The second most common issue is leaving the safety status field vague. Writing 'checked' or 'serviced' in the safety status box is not acceptable. The three permitted statuses are Safe to Use, At Risk, and Immediately Dangerous. If you identify an At Risk or Immediately Dangerous appliance and the landlord refuses to allow you to take remedial action, you must still record the status accurately and issue a warning notice. Softening the language to keep a landlord happy does not protect you. It exposes you.
Engineers also sometimes miss appliances. If there is a gas fire in the lounge and a hob in the kitchen and you only check the boiler, your CP12 is incomplete. Walk the property. Check every gas appliance. If an appliance is disconnected, note it as disconnected. If it is inaccessible due to tenant belongings, note that too and arrange a follow-up.
Finally, watch your registration number. Gas Safe engineers sometimes transpose digits or use an old number after a card renewal. Your Gas Safe card has a unique licence number and a businesses number. The number that goes on the CP12 is your individual engineer licence number, not your business registration. Double-check it every time.
- •Copying the property address into the landlord address field.
- •Vague or invented safety status descriptions instead of the three permitted terms.
- •Missing gas appliances from the record (gas fires, hobs, secondary heaters).
- •Using the wrong Gas Safe number (business vs individual licence).
- •Failing to record defects and action taken separately for each appliance.
- •Omitting the tightness test result.
- •Not signing and dating the certificate before leaving the property.
Penalties for Non-Compliance: What Actually Happens
The Health and Safety Executive takes gas safety enforcement seriously, and the penalties for issuing a defective or false CP12 are not trivial. Under the Health and Safety at Work etc. Act 1974, a conviction on indictment in the Crown Court can result in an unlimited fine and up to two years' imprisonment. Magistrates' Courts can impose fines of up to £20,000 for breach of the Gas Safety (Installation and Use) Regulations 1998 for each offence.

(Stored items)
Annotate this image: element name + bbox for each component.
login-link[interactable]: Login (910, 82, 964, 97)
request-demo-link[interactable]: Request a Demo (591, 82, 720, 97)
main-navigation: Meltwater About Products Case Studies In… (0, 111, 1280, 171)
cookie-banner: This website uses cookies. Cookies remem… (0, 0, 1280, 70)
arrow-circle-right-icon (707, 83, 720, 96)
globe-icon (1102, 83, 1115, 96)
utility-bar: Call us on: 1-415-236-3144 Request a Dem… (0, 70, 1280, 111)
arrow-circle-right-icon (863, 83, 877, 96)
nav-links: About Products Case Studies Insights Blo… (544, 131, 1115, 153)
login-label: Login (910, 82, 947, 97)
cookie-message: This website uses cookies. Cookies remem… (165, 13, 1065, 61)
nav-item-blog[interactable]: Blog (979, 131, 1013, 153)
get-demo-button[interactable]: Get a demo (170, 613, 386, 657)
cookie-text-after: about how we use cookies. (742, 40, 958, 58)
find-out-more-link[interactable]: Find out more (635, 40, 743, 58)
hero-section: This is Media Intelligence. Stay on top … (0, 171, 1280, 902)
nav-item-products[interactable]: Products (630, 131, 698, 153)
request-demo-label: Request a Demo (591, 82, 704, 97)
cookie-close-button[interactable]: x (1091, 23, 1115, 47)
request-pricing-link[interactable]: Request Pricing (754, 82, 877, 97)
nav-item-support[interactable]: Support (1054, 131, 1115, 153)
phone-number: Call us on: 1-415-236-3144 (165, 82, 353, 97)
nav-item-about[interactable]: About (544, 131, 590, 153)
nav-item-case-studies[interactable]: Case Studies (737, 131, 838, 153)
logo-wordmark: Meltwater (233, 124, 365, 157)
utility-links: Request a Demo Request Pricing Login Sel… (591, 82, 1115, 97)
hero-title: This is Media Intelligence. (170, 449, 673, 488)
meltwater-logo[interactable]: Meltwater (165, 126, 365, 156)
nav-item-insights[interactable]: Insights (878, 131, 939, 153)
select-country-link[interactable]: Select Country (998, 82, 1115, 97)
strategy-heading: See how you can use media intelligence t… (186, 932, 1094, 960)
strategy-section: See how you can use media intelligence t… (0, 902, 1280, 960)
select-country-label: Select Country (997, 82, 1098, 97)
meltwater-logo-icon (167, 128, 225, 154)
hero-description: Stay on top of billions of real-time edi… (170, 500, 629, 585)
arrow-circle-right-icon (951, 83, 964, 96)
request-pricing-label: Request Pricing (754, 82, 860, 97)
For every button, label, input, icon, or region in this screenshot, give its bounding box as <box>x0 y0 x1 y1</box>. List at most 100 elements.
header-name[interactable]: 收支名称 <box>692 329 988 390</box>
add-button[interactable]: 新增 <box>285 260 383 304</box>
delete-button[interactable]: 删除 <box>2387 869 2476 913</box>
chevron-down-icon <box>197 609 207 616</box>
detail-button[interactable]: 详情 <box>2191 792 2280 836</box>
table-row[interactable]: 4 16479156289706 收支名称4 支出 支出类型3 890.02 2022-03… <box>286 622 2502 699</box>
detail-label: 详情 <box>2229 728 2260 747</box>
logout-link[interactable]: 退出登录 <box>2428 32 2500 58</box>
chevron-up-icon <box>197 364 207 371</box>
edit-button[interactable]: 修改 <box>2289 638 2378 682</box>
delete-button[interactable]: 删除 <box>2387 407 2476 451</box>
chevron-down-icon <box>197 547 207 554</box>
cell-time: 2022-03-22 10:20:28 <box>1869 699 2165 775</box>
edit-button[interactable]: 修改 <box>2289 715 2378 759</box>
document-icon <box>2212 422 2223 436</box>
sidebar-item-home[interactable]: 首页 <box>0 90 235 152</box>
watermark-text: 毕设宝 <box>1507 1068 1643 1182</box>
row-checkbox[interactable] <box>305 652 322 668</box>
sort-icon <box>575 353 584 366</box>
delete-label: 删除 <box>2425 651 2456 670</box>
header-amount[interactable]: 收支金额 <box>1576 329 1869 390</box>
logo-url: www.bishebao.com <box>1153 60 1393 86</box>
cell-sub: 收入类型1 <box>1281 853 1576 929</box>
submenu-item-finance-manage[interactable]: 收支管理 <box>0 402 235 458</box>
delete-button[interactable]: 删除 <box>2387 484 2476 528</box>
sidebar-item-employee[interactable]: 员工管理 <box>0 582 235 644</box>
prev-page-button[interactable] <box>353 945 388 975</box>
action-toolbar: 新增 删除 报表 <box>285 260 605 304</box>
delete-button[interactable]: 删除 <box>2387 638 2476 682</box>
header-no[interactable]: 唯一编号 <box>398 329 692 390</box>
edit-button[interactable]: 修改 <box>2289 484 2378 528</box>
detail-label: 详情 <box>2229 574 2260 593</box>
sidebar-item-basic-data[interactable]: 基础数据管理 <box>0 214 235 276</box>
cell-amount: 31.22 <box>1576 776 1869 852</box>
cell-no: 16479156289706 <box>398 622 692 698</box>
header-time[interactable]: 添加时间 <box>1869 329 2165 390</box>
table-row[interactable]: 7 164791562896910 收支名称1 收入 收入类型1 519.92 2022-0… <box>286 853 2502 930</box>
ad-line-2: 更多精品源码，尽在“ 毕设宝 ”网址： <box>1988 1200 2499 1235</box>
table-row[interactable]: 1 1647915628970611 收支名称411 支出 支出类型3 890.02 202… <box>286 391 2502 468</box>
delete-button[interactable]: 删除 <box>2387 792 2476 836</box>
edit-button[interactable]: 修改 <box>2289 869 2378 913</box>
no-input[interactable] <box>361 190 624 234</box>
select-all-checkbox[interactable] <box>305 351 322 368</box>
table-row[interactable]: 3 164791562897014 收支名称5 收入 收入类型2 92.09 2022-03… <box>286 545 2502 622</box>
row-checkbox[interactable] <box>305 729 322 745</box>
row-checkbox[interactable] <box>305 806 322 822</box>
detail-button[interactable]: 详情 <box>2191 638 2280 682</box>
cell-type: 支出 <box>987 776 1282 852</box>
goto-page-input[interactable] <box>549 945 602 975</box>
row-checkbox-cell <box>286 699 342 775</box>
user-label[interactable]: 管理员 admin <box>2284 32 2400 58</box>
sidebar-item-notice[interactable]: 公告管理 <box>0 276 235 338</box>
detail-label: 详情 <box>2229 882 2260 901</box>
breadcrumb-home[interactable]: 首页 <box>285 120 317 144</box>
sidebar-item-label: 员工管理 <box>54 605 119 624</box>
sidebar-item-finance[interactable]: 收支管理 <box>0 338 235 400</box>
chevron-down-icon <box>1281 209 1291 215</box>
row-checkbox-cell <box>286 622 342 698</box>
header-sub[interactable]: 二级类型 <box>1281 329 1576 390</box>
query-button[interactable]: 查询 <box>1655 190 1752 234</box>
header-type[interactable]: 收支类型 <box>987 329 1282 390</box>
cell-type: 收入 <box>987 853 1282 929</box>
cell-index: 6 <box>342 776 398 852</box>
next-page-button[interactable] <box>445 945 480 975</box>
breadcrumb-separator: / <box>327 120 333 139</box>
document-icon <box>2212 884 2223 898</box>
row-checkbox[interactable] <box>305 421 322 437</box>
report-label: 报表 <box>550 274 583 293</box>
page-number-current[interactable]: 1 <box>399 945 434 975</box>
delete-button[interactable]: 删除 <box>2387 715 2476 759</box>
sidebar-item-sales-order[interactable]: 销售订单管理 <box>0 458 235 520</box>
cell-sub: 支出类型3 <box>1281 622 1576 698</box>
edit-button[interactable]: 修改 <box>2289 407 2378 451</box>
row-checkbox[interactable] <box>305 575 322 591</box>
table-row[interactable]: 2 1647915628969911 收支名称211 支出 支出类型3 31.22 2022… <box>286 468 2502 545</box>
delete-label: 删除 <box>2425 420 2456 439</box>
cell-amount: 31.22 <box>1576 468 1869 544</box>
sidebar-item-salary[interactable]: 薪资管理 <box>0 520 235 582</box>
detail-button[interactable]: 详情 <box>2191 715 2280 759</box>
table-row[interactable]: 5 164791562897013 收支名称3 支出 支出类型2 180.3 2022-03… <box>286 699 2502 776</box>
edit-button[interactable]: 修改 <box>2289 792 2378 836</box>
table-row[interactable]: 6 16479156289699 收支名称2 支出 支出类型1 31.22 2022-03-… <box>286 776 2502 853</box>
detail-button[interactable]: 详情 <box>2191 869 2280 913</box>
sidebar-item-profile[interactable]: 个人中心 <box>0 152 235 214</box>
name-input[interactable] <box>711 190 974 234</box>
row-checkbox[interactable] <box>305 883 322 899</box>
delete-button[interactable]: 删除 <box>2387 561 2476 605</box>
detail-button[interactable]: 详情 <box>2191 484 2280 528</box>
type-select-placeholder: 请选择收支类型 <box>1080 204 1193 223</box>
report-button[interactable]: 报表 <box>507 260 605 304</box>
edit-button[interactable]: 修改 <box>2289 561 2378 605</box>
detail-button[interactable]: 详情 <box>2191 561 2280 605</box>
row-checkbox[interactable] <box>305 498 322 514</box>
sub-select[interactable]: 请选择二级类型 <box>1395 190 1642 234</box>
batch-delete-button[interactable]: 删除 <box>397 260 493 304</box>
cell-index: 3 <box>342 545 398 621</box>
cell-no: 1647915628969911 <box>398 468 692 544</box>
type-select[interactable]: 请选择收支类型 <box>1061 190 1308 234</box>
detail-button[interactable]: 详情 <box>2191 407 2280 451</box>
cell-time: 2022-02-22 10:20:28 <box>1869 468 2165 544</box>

* _TO DO_:
1 - In the CP12 guidance text, what is the maximum fine a Magistrates' Court can impose for each breach of the Gas Safety (Installation and Use) Regulations 1998?
2 - The CP12 guidance text has a bulleted list of mistakes. List every mistake in it.
3 - Write the next paragraph of the CP12 guidance text, starting after its final sentence about fines in Magistrates' Courts.

* _SOLVED PROBLEMS_:
1 - Up to £20,000 for each offense.

2 -
- Copying the property address into the landlord address field.
- Vague or invented safety status descriptions instead of the three permitted terms.
- Missing gas appliances from the record (gas fires, hobs, secondary heaters).
- Using the wrong Gas Safe number (business vs individual license).
- Failing to record defects and action taken separately for each appliance.
- Omitting the tightness test result.
- Not signing and dating the certificate before leaving the property.

3 -
In practice, the most immediate consequence for a sole-trader gas engineer is loss of Gas Safe registration. Gas Safe Register can suspend or revoke your registration following a complaint or an HSE inspection. Without your Gas Safe registration, you cannot legally carry out gas work in the UK. For a sole trader, that means no income from gas work at all, potentially permanently if the offence is serious.
To give you a concrete example: suppose a landlord has a tenant who suffers carbon monoxide poisoning. The HSE investigates and finds that the CP12 issued three months earlier recorded the flue as satisfactory when it was, in fact, partially blocked. The engineer faces a potential prosecution under the 1974 Act and a Gas Safe fitness-to-practise investigation simultaneously. Even if a prosecution does not proceed, the loss of registration and reputational damage to a sole trader in a regional market can be career-ending.
There is also civil liability to consider. If a defective CP12 contributes to personal injury or property damage, a negligence claim can run alongside any criminal proceedings. The HSE's enforcement policy is publicly available and shows that repeat offenders or those who falsify records are routinely prosecuted rather than given improvement notices.
How to Store and Distribute CP12 Certificates Correctly
Under the Gas Safety (Installation and Use) Regulations 1998, you as the engineer must keep a copy of every CP12 for at least two years from the date of the inspection. This is your own retention obligation, separate from the landlord's obligation to keep records for two years and provide copies to tenants.
The landlord must give a copy to any existing tenants within 28 days of the inspection date and to any new tenant before they move in. If you are issuing the CP12 directly to a letting agent rather than the landlord, make this clear in writing and keep a record of who you sent it to and when. If there is ever a dispute about whether a certificate was issued, that audit trail is what protects you.
Paper certificates are legally valid, but digital copies are increasingly standard. PDF certificates sent by email provide a clear timestamp and delivery record. If you email a CP12, save the sent email or use a platform that logs delivery. Some engineers photograph the signed paper copy and store it in a cloud folder by property address and date, which is a perfectly workable approach for a sole trader. Whatever system you use, make sure you can produce any certificate within a reasonable time if the HSE or Gas Safe asks for it.
What to Do When an Appliance Fails the Safety Check
When an appliance is Immediately Dangerous, you must warn the user and, where possible, disconnect the appliance or render it inoperative. You must tell the landlord or their agent immediately, in writing if at all possible. The CP12 must record the appliance as Immediately Dangerous, note the specific fault, and record the action you took, including any disconnection. Do not leave an Immediately Dangerous appliance in service because the landlord says they will deal with it later.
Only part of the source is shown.